## GIVEN EXERCISE
Every entry must be copied word for word.
-- START OF RECORDS --
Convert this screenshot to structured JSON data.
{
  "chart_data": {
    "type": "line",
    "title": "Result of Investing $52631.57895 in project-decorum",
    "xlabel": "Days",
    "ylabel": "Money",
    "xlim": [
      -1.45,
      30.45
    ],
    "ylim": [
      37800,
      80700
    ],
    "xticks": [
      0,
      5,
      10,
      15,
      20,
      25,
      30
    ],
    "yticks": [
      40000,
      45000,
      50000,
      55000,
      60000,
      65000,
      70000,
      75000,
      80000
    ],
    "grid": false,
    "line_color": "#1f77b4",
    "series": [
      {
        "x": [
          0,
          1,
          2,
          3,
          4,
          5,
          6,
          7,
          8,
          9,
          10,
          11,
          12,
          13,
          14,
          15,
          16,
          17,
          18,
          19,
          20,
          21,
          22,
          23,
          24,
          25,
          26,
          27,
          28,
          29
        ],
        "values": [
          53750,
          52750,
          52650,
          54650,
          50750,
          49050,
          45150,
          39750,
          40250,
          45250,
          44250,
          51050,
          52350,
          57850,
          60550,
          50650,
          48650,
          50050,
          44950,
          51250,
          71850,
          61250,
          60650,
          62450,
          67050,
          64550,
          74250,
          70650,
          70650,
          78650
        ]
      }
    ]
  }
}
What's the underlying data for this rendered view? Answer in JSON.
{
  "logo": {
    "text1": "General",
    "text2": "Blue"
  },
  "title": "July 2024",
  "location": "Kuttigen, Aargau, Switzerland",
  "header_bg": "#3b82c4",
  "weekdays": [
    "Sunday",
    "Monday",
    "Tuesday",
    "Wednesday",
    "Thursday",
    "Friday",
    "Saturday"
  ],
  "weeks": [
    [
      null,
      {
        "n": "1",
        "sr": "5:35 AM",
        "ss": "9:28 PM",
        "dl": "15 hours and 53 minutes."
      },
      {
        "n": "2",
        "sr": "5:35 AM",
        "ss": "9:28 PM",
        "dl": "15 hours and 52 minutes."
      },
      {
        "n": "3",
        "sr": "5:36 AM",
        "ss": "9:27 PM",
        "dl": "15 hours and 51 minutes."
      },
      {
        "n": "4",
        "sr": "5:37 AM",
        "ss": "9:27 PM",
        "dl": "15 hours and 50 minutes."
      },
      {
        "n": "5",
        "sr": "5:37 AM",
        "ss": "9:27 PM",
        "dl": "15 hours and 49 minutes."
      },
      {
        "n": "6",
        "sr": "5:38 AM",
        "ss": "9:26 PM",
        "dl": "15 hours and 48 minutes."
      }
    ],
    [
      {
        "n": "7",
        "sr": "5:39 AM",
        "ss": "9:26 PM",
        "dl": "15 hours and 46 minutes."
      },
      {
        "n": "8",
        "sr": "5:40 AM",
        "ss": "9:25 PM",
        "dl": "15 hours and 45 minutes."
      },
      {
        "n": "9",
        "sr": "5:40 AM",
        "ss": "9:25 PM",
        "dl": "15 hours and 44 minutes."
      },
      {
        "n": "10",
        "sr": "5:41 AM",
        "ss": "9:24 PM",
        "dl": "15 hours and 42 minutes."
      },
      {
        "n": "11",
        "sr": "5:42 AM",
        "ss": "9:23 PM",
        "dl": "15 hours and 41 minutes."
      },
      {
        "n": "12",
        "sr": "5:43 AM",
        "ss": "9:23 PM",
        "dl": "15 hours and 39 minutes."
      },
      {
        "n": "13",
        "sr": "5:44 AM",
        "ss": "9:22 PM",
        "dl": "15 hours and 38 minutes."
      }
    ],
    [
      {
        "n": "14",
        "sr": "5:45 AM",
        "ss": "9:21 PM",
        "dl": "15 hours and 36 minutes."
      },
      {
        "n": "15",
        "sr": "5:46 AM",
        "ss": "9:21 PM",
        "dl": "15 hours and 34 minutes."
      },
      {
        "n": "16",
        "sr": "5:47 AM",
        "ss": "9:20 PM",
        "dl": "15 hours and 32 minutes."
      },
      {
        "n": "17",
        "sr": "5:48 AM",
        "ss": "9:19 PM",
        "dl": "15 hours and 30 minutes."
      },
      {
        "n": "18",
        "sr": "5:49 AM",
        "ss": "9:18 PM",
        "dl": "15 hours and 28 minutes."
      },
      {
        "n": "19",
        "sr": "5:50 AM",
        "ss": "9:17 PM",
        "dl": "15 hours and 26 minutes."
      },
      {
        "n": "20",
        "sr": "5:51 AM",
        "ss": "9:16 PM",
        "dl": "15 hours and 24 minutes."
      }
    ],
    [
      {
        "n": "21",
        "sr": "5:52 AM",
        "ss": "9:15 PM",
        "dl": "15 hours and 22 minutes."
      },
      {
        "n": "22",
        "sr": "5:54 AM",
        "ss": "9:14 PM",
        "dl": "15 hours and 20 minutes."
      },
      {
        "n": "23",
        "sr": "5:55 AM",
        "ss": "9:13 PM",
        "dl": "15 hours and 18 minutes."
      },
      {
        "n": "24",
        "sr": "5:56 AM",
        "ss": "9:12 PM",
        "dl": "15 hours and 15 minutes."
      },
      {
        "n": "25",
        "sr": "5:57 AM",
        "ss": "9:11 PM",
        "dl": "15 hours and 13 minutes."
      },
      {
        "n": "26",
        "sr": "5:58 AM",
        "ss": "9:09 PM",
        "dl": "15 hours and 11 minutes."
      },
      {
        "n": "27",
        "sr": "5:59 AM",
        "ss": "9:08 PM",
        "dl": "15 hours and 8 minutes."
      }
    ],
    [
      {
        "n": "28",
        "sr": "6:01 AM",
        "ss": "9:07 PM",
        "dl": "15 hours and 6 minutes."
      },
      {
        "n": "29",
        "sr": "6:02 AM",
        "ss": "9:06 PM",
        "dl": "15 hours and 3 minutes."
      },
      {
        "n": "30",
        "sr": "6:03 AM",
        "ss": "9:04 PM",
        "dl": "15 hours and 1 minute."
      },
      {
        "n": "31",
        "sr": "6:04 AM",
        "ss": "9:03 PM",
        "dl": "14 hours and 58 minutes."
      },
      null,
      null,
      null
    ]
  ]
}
-- END OF RECORDS --
## WRITTEN RESPONSE
Convert this screenshot to structured JSON data.
{
  "chart_data": {
    "type": "line",
    "title": "Result of Investing $52631.57895 in project-decorum",
    "xlabel": "Days",
    "ylabel": "Money",
    "xlim": [
      -1.45,
      30.45
    ],
    "ylim": [
      37800,
      80700
    ],
    "xticks": [
      0,
      5,
      10,
      15,
      20,
      25,
      30
    ],
    "yticks": [
      40000,
      45000,
      50000,
      55000,
      60000,
      65000,
      70000,
      75000,
      80000
    ],
    "grid": false,
    "line_color": "#1f77b4",
    "series": [
      {
        "x": [
          0,
          1,
          2,
          3,
          4,
          5,
          6,
          7,
          8,
          9,
          10,
          11,
          12,
          13,
          14,
          15,
          16,
          17,
          18,
          19,
          20,
          21,
          22,
          23,
          24,
          25,
          26,
          27,
          28,
          29
        ],
        "values": [
          53750,
          52750,
          52650,
          54650,
          50750,
          49050,
          45150,
          39750,
          40250,
          45250,
          44250,
          51050,
          52350,
          57850,
          60550,
          50650,
          48650,
          50050,
          44950,
          51250,
          71850,
          61250,
          60650,
          62450,
          67050,
          64550,
          74250,
          70650,
          70650,
          78650
        ]
      }
    ]
  }
}
What's the underlying data for this rendered view? Answer in JSON.
{
  "logo": {
    "text1": "General",
    "text2": "Blue"
  },
  "title": "July 2024",
  "location": "Kuttigen, Aargau, Switzerland",
  "header_bg": "#3b82c4",
  "weekdays": [
    "Sunday",
    "Monday",
    "Tuesday",
    "Wednesday",
    "Thursday",
    "Friday",
    "Saturday"
  ],
  "weeks": [
    [
      null,
      {
        "n": "1",
        "sr": "5:35 AM",
        "ss": "9:28 PM",
        "dl": "15 hours and 53 minutes."
      },
      {
        "n": "2",
        "sr": "5:35 AM",
        "ss": "9:28 PM",
        "dl": "15 hours and 52 minutes."
      },
      {
        "n": "3",
        "sr": "5:36 AM",
        "ss": "9:27 PM",
        "dl": "15 hours and 51 minutes."
      },
      {
        "n": "4",
        "sr": "5:37 AM",
        "ss": "9:27 PM",
        "dl": "15 hours and 50 minutes."
      },
      {
        "n": "5",
        "sr": "5:37 AM",
        "ss": "9:27 PM",
        "dl": "15 hours and 49 minutes."
      },
      {
        "n": "6",
        "sr": "5:38 AM",
        "ss": "9:26 PM",
        "dl": "15 hours and 48 minutes."
      }
    ],
    [
      {
        "n": "7",
        "sr": "5:39 AM",
        "ss": "9:26 PM",
        "dl": "15 hours and 46 minutes."
      },
      {
        "n": "8",
        "sr": "5:40 AM",
        "ss": "9:25 PM",
        "dl": "15 hours and 45 minutes."
      },
      {
        "n": "9",
        "sr": "5:40 AM",
        "ss": "9:25 PM",
        "dl": "15 hours and 44 minutes."
      },
      {
        "n": "10",
        "sr": "5:41 AM",
        "ss": "9:24 PM",
        "dl": "15 hours and 42 minutes."
      },
      {
        "n": "11",
        "sr": "5:42 AM",
        "ss": "9:23 PM",
        "dl": "15 hours and 41 minutes."
      },
      {
        "n": "12",
        "sr": "5:43 AM",
        "ss": "9:23 PM",
        "dl": "15 hours and 39 minutes."
      },
      {
        "n": "13",
        "sr": "5:44 AM",
        "ss": "9:22 PM",
        "dl": "15 hours and 38 minutes."
      }
    ],
    [
      {
        "n": "14",
        "sr": "5:45 AM",
        "ss": "9:21 PM",
        "dl": "15 hours and 36 minutes."
      },
      {
        "n": "15",
        "sr": "5:46 AM",
        "ss": "9:21 PM",
        "dl": "15 hours and 34 minutes."
      },
      {
        "n": "16",
        "sr": "5:47 AM",
        "ss": "9:20 PM",
        "dl": "15 hours and 32 minutes."
      },
      {
        "n": "17",
        "sr": "5:48 AM",
        "ss": "9:19 PM",
        "dl": "15 hours and 30 minutes."
      },
      {
        "n": "18",
        "sr": "5:49 AM",
        "ss": "9:18 PM",
        "dl": "15 hours and 28 minutes."
      },
      {
        "n": "19",
        "sr": "5:50 AM",
        "ss": "9:17 PM",
        "dl": "15 hours and 26 minutes."
      },
      {
        "n": "20",
        "sr": "5:51 AM",
        "ss": "9:16 PM",
        "dl": "15 hours and 24 minutes."
      }
    ],
    [
      {
        "n": "21",
        "sr": "5:52 AM",
        "ss": "9:15 PM",
        "dl": "15 hours and 22 minutes."
      },
      {
        "n": "22",
        "sr": "5:54 AM",
        "ss": "9:14 PM",
        "dl": "15 hours and 20 minutes."
      },
      {
        "n": "23",
        "sr": "5:55 AM",
        "ss": "9:13 PM",
        "dl": "15 hours and 18 minutes."
      },
      {
        "n": "24",
        "sr": "5:56 AM",
        "ss": "9:12 PM",
        "dl": "15 hours and 15 minutes."
      },
      {
        "n": "25",
        "sr": "5:57 AM",
        "ss": "9:11 PM",
        "dl": "15 hours and 13 minutes."
      },
      {
        "n": "26",
        "sr": "5:58 AM",
        "ss": "9:09 PM",
        "dl": "15 hours and 11 minutes."
      },
      {
        "n": "27",
        "sr": "5:59 AM",
        "ss": "9:08 PM",
        "dl": "15 hours and 8 minutes."
      }
    ],
    [
      {
        "n": "28",
        "sr": "6:01 AM",
        "ss": "9:07 PM",
        "dl": "15 hours and 6 minutes."
      },
      {
        "n": "29",
        "sr": "6:02 AM",
        "ss": "9:06 PM",
        "dl": "15 hours and 3 minutes."
      },
      {
        "n": "30",
        "sr": "6:03 AM",
        "ss": "9:04 PM",
        "dl": "15 hours and 1 minute."
      },
      {
        "n": "31",
        "sr": "6:04 AM",
        "ss": "9:03 PM",
        "dl": "14 hours and 58 minutes."
      },
      null,
      null,
      null
    ]
  ]
}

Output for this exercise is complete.